Check each line of the records below and collect those holding "resistance".

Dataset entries
· · · · · · ·

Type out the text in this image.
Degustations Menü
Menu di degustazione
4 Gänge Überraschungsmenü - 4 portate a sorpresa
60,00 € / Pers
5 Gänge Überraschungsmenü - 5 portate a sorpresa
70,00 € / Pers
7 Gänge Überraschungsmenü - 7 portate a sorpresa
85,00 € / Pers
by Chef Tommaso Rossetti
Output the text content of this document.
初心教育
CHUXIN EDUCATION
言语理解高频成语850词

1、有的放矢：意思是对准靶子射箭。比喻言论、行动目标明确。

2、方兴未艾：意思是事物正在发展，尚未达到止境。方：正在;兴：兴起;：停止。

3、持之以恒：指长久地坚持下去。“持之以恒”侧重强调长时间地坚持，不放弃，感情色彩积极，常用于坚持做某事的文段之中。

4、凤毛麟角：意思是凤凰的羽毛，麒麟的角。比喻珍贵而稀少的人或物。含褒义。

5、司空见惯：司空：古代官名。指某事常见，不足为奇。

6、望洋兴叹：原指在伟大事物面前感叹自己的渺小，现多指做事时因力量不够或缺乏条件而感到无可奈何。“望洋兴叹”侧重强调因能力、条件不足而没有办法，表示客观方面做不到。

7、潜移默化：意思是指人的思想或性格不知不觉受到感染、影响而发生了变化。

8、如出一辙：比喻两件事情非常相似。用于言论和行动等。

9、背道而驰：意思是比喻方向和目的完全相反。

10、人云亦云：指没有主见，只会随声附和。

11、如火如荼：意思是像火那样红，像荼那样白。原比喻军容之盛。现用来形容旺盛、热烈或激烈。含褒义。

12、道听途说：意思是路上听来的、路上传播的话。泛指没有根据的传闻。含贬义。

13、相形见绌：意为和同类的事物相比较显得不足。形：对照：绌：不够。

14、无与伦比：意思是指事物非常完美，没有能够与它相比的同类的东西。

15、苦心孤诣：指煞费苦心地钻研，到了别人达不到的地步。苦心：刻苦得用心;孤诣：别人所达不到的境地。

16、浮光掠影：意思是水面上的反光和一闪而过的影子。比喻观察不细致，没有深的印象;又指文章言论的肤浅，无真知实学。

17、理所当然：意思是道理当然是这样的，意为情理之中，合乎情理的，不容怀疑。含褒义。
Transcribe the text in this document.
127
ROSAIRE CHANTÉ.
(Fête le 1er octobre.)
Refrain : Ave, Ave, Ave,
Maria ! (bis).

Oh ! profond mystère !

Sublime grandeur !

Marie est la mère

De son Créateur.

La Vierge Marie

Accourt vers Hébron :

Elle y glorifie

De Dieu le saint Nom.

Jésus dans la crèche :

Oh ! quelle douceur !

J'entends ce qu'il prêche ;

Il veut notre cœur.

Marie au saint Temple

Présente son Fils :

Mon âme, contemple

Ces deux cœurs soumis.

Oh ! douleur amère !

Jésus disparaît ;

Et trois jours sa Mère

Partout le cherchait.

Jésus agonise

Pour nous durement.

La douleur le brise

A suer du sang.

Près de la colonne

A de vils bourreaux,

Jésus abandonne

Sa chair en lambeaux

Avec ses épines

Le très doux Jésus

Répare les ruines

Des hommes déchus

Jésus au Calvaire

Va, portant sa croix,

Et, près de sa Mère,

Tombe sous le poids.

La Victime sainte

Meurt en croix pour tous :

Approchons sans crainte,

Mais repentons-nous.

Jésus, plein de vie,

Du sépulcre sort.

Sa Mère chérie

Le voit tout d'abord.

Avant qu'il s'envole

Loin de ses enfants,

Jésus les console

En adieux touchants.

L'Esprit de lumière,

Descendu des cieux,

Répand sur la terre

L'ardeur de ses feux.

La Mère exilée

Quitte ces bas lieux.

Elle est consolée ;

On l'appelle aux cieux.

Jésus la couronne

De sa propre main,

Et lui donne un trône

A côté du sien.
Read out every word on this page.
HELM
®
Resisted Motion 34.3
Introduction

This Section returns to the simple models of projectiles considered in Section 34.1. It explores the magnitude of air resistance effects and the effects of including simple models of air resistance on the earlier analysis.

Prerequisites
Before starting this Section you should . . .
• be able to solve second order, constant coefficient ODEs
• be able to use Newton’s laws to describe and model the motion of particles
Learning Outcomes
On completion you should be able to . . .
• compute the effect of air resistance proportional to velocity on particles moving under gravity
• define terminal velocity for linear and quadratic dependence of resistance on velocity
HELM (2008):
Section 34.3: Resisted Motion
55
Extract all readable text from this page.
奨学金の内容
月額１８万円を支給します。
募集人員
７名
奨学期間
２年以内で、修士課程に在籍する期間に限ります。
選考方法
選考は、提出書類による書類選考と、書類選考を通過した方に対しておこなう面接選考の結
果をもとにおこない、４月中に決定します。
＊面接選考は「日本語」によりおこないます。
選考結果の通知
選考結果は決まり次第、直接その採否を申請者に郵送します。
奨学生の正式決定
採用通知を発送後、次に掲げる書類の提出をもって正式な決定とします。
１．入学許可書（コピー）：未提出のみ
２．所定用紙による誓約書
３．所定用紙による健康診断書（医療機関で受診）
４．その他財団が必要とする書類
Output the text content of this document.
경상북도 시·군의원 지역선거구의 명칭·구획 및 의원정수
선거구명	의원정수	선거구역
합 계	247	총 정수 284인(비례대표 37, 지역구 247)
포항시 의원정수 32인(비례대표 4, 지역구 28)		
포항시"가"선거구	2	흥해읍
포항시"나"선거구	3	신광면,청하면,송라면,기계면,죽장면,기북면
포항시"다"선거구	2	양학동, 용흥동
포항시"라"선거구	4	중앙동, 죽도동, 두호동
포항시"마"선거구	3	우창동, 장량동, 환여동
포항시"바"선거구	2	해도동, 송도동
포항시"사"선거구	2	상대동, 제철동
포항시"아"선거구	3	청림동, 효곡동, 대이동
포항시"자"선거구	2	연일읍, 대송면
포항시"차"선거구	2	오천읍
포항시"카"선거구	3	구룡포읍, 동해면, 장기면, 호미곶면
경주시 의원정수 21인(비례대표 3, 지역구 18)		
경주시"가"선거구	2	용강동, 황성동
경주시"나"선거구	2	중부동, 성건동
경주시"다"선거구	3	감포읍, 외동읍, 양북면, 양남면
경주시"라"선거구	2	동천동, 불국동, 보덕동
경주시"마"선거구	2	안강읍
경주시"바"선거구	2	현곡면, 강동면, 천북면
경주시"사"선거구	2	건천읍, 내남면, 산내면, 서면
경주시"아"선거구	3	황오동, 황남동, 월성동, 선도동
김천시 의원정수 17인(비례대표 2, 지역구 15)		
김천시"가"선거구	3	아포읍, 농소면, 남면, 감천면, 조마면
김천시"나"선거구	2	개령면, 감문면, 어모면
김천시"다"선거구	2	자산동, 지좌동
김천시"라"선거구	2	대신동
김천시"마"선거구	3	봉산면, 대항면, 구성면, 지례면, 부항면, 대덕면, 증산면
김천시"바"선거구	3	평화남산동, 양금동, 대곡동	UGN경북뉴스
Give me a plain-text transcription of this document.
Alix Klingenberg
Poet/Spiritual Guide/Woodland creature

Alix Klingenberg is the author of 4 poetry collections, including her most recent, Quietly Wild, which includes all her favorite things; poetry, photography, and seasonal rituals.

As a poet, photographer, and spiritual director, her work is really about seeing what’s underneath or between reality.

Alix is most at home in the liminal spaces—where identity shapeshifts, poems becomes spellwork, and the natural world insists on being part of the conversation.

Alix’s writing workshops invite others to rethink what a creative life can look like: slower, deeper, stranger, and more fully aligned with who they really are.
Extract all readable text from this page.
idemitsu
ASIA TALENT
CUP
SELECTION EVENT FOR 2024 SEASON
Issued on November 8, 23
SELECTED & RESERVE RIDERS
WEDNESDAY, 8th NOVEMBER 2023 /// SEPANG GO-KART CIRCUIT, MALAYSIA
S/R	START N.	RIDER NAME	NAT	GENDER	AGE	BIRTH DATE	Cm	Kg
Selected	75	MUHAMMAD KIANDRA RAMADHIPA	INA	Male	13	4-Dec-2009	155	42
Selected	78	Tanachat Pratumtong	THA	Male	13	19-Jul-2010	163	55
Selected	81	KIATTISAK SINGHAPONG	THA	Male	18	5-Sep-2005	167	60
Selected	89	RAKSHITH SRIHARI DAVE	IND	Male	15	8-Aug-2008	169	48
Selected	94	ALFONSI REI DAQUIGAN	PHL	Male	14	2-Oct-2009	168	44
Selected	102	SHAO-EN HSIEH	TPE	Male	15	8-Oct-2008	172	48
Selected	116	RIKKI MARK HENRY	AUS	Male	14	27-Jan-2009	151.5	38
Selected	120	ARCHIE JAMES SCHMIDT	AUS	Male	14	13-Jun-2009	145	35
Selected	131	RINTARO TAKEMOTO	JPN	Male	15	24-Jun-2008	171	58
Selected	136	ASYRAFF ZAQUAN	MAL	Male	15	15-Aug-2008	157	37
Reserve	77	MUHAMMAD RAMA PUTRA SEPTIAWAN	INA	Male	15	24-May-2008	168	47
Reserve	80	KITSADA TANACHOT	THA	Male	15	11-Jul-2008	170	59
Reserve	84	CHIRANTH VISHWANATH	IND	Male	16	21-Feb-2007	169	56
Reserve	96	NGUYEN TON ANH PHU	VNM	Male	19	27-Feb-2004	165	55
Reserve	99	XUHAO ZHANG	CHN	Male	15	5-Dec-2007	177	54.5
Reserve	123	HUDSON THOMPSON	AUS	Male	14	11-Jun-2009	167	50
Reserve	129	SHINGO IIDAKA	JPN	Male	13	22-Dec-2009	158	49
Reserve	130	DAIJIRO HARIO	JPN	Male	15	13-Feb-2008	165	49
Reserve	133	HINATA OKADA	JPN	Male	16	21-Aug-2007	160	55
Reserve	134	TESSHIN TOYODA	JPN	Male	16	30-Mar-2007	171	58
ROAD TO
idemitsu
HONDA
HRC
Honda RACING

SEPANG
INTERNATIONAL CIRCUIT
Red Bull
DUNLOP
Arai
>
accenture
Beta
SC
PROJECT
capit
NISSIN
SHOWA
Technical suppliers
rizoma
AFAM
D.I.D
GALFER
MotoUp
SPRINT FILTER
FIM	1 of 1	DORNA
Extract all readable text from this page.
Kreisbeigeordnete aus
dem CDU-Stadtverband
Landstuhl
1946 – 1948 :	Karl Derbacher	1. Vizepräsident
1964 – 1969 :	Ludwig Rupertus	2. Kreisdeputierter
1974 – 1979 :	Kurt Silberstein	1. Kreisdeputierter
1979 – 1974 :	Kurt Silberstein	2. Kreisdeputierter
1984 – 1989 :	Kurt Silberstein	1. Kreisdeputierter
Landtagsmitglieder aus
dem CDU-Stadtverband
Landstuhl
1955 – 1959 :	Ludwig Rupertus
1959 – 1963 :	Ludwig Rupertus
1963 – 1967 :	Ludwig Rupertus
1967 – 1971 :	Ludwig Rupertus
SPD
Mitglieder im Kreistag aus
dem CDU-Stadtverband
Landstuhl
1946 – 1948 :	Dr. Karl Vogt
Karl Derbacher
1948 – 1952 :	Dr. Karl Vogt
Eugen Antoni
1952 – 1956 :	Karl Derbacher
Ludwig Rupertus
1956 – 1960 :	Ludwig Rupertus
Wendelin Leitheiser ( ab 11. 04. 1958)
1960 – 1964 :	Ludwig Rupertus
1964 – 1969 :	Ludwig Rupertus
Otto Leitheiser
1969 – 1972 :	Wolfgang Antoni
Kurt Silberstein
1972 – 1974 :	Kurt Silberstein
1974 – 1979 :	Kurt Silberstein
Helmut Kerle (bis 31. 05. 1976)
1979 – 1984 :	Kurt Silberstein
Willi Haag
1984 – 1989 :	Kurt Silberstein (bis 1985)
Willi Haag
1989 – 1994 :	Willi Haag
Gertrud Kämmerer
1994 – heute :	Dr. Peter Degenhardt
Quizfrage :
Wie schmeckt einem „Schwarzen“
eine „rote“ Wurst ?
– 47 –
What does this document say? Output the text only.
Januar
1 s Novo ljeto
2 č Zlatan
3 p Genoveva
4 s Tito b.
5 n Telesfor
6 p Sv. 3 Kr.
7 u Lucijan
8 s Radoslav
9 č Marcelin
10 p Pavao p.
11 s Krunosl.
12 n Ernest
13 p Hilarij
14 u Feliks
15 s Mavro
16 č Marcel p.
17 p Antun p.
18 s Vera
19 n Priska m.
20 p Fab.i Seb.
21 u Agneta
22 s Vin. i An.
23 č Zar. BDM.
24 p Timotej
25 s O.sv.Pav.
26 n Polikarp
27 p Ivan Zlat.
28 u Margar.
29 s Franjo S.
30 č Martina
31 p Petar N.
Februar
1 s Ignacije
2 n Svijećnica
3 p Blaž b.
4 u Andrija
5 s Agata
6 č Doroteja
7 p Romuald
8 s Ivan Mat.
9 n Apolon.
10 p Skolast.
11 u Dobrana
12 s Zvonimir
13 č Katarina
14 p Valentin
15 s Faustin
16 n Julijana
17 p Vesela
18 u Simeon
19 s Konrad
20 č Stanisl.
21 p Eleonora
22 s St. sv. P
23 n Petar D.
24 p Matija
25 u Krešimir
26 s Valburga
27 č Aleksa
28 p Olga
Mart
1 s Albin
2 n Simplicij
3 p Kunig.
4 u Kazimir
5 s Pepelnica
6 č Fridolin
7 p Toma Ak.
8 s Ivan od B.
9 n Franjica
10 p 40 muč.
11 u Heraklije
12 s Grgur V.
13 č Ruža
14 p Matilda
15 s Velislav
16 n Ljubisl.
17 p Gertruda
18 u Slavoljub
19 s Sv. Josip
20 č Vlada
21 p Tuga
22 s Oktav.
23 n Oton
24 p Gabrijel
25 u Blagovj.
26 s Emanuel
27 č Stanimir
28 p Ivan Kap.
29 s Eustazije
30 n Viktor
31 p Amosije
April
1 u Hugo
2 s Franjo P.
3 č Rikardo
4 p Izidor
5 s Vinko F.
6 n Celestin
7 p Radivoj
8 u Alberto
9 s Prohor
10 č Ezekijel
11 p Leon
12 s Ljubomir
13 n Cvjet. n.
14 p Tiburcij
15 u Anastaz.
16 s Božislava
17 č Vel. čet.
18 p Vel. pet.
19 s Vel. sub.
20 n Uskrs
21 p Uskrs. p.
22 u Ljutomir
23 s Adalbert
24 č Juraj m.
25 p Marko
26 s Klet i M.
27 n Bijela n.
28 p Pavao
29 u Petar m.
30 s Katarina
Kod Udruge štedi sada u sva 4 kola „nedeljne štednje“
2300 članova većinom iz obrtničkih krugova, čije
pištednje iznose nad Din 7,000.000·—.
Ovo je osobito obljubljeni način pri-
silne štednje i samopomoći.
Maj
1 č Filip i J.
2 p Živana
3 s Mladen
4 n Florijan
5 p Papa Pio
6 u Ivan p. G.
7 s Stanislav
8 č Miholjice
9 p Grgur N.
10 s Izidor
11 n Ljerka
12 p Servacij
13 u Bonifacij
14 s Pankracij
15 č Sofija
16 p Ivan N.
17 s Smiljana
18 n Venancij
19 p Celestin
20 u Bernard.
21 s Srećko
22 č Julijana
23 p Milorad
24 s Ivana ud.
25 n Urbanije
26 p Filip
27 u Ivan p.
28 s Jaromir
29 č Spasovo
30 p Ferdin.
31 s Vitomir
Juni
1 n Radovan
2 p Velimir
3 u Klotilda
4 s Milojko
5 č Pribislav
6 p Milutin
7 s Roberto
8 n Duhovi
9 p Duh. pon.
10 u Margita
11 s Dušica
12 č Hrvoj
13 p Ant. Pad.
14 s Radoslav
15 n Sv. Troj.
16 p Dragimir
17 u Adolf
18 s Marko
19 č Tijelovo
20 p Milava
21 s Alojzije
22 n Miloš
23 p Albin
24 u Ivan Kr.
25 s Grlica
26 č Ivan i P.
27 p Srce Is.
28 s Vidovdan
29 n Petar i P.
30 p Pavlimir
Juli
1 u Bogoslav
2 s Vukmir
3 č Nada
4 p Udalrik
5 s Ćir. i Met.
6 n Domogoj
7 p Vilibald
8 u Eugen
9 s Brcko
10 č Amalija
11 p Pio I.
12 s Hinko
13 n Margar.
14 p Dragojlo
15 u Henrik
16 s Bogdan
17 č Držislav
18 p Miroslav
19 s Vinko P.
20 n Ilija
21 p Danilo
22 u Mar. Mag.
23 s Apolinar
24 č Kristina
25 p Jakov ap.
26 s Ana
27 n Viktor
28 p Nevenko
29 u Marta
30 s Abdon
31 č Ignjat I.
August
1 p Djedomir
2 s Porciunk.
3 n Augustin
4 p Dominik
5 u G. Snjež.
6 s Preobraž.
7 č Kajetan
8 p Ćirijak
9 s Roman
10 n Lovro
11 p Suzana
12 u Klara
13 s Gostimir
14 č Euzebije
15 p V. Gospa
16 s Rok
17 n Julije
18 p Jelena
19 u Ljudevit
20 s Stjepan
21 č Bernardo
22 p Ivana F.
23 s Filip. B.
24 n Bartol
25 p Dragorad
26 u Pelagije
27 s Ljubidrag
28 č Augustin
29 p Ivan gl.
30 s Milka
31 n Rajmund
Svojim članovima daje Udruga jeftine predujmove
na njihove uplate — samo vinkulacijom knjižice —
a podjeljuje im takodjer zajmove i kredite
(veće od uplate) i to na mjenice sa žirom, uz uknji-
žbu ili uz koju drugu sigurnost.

· · · · · · ·

### RESPONSE
This Section returns to the simple models of projectiles considered in Section 34.1. It explores the magnitude of air resistance effects and the effects of including simple models of air resistance on the earlier analysis.
• compute the effect of air resistance proportional to velocity on particles moving under gravity
• define terminal velocity for linear and quadratic dependence of resistance on velocity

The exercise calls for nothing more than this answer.